**Task goal:** Take every line from the material that has the word "name" in it.

**Record set:**
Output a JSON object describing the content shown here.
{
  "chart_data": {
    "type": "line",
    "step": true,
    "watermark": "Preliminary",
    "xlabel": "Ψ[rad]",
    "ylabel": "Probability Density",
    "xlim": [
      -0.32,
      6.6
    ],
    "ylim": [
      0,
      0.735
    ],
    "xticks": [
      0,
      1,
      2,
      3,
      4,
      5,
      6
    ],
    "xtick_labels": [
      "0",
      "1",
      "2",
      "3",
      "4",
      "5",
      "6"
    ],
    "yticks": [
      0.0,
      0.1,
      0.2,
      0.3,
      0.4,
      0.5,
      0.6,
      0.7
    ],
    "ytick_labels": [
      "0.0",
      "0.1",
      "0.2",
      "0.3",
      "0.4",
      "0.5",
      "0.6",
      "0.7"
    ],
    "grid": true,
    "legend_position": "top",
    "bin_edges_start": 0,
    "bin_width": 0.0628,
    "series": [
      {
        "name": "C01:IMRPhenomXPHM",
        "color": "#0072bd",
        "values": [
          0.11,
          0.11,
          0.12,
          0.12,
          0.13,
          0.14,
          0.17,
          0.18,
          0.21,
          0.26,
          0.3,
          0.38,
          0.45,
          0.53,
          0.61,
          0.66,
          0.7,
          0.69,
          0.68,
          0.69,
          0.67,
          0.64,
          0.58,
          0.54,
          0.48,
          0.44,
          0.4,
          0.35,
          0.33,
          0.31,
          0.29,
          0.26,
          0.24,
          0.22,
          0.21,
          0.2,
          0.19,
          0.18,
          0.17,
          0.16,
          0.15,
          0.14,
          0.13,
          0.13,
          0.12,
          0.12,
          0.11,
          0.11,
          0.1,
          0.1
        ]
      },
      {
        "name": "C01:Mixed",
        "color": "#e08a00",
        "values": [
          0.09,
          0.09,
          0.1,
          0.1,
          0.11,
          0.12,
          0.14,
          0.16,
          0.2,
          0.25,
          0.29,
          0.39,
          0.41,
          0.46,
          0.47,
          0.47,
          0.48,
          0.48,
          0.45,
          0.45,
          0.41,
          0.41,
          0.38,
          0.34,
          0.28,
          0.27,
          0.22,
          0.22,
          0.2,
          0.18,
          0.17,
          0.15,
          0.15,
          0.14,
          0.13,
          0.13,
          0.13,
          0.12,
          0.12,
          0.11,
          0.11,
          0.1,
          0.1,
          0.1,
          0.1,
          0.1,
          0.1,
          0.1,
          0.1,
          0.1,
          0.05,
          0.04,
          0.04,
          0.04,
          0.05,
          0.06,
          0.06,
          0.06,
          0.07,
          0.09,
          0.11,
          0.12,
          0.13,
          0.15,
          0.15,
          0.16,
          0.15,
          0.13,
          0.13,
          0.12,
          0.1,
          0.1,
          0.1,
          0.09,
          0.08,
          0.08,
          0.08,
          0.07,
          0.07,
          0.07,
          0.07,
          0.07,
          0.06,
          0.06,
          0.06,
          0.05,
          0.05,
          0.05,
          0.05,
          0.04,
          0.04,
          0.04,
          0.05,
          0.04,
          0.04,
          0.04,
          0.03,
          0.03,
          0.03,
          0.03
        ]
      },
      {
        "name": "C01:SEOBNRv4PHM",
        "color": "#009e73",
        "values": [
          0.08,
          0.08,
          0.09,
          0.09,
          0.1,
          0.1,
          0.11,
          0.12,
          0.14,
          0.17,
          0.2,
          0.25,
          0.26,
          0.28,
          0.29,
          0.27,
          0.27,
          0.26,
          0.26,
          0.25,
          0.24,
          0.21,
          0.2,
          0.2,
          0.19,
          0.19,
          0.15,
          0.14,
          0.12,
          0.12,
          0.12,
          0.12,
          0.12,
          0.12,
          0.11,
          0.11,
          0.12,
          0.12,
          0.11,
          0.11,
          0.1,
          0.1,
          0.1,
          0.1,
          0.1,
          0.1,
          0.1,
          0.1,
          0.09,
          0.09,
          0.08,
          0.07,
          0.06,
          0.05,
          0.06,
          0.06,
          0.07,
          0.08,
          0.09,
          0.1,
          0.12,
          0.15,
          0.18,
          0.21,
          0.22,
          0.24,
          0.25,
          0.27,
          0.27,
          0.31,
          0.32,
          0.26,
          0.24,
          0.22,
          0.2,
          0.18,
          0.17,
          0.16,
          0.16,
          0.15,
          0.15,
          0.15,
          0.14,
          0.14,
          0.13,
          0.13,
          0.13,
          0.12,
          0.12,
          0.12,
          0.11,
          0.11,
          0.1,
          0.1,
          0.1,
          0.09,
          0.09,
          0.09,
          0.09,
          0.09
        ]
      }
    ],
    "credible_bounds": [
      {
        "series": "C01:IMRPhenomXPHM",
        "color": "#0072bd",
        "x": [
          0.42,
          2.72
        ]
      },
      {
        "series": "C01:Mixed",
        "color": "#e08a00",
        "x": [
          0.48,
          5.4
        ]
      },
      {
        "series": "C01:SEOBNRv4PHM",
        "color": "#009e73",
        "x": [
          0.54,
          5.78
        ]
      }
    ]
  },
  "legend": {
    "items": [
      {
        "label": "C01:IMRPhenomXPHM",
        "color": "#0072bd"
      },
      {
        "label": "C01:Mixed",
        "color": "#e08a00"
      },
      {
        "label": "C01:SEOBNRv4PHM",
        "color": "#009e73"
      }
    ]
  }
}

**The response:**
        "name": "C01:IMRPhenomXPHM",
        "name": "C01:Mixed",
        "name": "C01:SEOBNRv4PHM",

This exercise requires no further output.